====== Stored data
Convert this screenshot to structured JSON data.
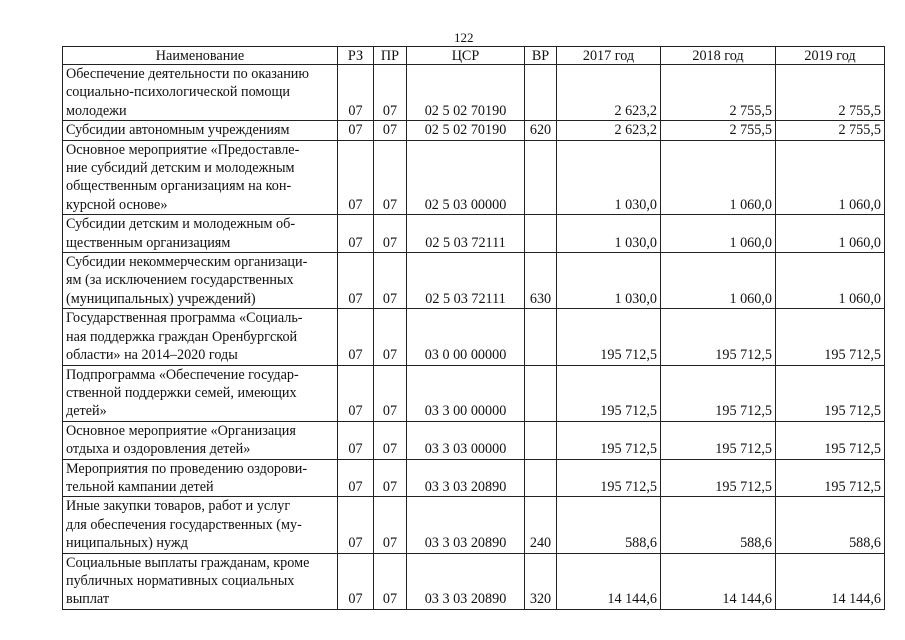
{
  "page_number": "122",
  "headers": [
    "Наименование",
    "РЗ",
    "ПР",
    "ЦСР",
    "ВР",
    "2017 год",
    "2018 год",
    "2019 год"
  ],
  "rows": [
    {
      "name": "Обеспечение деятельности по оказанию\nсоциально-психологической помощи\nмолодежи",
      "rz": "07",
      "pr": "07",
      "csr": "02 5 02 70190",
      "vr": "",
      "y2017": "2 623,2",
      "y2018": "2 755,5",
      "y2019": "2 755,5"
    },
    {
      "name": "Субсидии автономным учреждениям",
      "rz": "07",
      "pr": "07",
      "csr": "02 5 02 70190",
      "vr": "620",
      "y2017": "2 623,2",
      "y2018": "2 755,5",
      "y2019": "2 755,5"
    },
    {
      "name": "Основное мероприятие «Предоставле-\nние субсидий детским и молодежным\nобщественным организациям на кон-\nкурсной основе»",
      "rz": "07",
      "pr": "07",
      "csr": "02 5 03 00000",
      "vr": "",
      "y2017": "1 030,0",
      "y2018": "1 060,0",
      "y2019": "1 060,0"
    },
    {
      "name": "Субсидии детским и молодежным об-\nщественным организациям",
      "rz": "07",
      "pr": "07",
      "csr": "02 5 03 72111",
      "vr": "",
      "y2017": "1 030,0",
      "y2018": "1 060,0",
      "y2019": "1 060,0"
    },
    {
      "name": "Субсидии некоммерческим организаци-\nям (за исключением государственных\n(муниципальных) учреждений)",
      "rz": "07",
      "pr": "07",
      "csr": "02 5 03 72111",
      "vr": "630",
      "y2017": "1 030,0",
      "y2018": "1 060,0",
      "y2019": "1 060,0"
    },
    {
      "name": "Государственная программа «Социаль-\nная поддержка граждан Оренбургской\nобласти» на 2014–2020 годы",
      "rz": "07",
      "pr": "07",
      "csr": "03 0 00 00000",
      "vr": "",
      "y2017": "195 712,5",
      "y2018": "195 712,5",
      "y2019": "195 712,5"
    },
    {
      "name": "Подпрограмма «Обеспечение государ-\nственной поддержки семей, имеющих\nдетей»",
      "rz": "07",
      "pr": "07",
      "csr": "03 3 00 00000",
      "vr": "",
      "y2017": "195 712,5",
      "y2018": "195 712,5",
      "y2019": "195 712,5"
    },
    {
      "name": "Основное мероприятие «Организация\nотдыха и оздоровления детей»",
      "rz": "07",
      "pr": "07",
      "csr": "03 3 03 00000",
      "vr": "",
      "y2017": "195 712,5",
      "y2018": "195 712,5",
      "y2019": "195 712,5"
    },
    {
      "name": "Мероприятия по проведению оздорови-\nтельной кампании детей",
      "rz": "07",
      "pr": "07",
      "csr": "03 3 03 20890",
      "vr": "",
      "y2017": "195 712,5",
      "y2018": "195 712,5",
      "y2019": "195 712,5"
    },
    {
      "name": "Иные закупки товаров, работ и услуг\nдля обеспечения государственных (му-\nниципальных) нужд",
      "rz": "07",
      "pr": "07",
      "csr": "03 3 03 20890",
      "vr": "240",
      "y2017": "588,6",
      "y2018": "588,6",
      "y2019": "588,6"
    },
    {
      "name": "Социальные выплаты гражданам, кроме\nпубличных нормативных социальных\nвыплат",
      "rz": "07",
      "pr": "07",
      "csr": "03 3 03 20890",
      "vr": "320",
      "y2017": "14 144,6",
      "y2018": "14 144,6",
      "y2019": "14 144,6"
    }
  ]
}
============
**Goal of the exercise**
Set each line of the records down exactly, leaving every picture out.

**Reply**
Convert this screenshot to structured JSON data.
{
  "page_number": "122",
  "headers": [
    "Наименование",
    "РЗ",
    "ПР",
    "ЦСР",
    "ВР",
    "2017 год",
    "2018 год",
    "2019 год"
  ],
  "rows": [
    {
      "name": "Обеспечение деятельности по оказанию\nсоциально-психологической помощи\nмолодежи",
      "rz": "07",
      "pr": "07",
      "csr": "02 5 02 70190",
      "vr": "",
      "y2017": "2 623,2",
      "y2018": "2 755,5",
      "y2019": "2 755,5"
    },
    {
      "name": "Субсидии автономным учреждениям",
      "rz": "07",
      "pr": "07",
      "csr": "02 5 02 70190",
      "vr": "620",
      "y2017": "2 623,2",
      "y2018": "2 755,5",
      "y2019": "2 755,5"
    },
    {
      "name": "Основное мероприятие «Предоставле-\nние субсидий детским и молодежным\nобщественным организациям на кон-\nкурсной основе»",
      "rz": "07",
      "pr": "07",
      "csr": "02 5 03 00000",
      "vr": "",
      "y2017": "1 030,0",
      "y2018": "1 060,0",
      "y2019": "1 060,0"
    },
    {
      "name": "Субсидии детским и молодежным об-\nщественным организациям",
      "rz": "07",
      "pr": "07",
      "csr": "02 5 03 72111",
      "vr": "",
      "y2017": "1 030,0",
      "y2018": "1 060,0",
      "y2019": "1 060,0"
    },
    {
      "name": "Субсидии некоммерческим организаци-\nям (за исключением государственных\n(муниципальных) учреждений)",
      "rz": "07",
      "pr": "07",
      "csr": "02 5 03 72111",
      "vr": "630",
      "y2017": "1 030,0",
      "y2018": "1 060,0",
      "y2019": "1 060,0"
    },
    {
      "name": "Государственная программа «Социаль-\nная поддержка граждан Оренбургской\nобласти» на 2014–2020 годы",
      "rz": "07",
      "pr": "07",
      "csr": "03 0 00 00000",
      "vr": "",
      "y2017": "195 712,5",
      "y2018": "195 712,5",
      "y2019": "195 712,5"
    },
    {
      "name": "Подпрограмма «Обеспечение государ-\nственной поддержки семей, имеющих\nдетей»",
      "rz": "07",
      "pr": "07",
      "csr": "03 3 00 00000",
      "vr": "",
      "y2017": "195 712,5",
      "y2018": "195 712,5",
      "y2019": "195 712,5"
    },
    {
      "name": "Основное мероприятие «Организация\nотдыха и оздоровления детей»",
      "rz": "07",
      "pr": "07",
      "csr": "03 3 03 00000",
      "vr": "",
      "y2017": "195 712,5",
      "y2018": "195 712,5",
      "y2019": "195 712,5"
    },
    {
      "name": "Мероприятия по проведению оздорови-\nтельной кампании детей",
      "rz": "07",
      "pr": "07",
      "csr": "03 3 03 20890",
      "vr": "",
      "y2017": "195 712,5",
      "y2018": "195 712,5",
      "y2019": "195 712,5"
    },
    {
      "name": "Иные закупки товаров, работ и услуг\nдля обеспечения государственных (му-\nниципальных) нужд",
      "rz": "07",
      "pr": "07",
      "csr": "03 3 03 20890",
      "vr": "240",
      "y2017": "588,6",
      "y2018": "588,6",
      "y2019": "588,6"
    },
    {
      "name": "Социальные выплаты гражданам, кроме\nпубличных нормативных социальных\nвыплат",
      "rz": "07",
      "pr": "07",
      "csr": "03 3 03 20890",
      "vr": "320",
      "y2017": "14 144,6",
      "y2018": "14 144,6",
      "y2019": "14 144,6"
    }
  ]
}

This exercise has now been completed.